3.1.4. MBM Distribution in Bitumen

The dispersion state of the polymer in the bitumen reflects the compatibility of the polymer with the bitumen and, therefore, can directly reflect the modification effect of the modifier on the bitumen on a microscopic scale. The fluorescence images of different MBM doping are shown in Figure 10, and the percentage of particle area in different MBM doping is shown in Figure 11.

As can be seen in Figure 10, the number of particles and the particle size of the polymer in the MBM keep changing as the MBM doping increases. When the MBM doping was in the range of 5–15%, the polymer particles in the fluorescence image were mainly monodisperse, with uniform spatial distribution and large particle spacing, and the average spacing was around 3–5 times the particle diameter, and the density of the polymer particles increased linearly with the concentration, but the overall loose structure was still maintained. When the MBM doping is 20%, the distribution state is transformed, the particle density increases significantly, and a small-scale cluster structure is formed in some areas; when the MBM doping is in the range of 25–30%, a significant aggregation phenomenon occurs, and the particles form a continuous-phase structure, but the overall distribution is still relatively uniform. This is mainly due to the fact that the polymer, when blended with bitumen, absorbs the lighter components of the bitumen and then dissolves, forming a two-phase structure in which the dissolved polymer phase coexists with the bitumen phase [51]. PE belongs to the crystalline polymers. After melting PE from the crystalline state into an amorphous state, bitumen is absorbed in the lightweight components of the swelling, with the original folded polyethylene molecular chain unfolding, and then, through the high-speed mixing of the shearer, it is evenly distributed in the bitumen [52].

▶ [Information provided]
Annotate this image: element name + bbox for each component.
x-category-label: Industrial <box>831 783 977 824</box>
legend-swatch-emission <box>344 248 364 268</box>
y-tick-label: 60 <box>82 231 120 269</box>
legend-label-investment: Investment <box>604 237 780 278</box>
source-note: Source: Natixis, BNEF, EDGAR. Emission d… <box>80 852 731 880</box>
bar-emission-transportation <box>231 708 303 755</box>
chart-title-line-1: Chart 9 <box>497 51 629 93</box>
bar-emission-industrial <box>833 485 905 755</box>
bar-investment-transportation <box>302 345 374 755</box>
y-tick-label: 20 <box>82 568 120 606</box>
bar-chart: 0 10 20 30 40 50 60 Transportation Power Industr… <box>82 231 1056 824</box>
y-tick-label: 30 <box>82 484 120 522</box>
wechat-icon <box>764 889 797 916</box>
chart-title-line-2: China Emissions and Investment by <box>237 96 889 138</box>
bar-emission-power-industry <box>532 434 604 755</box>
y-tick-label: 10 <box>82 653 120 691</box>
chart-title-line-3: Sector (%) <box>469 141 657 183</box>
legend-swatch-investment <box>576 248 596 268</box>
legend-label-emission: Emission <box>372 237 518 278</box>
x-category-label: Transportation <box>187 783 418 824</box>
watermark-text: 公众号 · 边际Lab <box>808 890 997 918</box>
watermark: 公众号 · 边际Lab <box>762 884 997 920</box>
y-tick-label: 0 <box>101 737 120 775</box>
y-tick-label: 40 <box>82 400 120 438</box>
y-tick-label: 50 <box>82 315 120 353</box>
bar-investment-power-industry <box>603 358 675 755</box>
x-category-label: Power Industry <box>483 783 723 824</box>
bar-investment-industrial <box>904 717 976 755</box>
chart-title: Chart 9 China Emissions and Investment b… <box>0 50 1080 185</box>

▶ [Exercise goal] Reproduce the portion of the passage on MBM distribution in bitumen from "The dispersion state" up to and including "in Figure 11.". The data has no connection to the passage on MBM distribution in bitumen.

▶ [Task answer]
The dispersion state of the polymer in the bitumen reflects the compatibility of the polymer with the bitumen and, therefore, can directly reflect the modification effect of the modifier on the bitumen on a microscopic scale. The fluorescence images of different MBM doping are shown in Figure 10, and the percentage of particle area in different MBM doping is shown in Figure 11.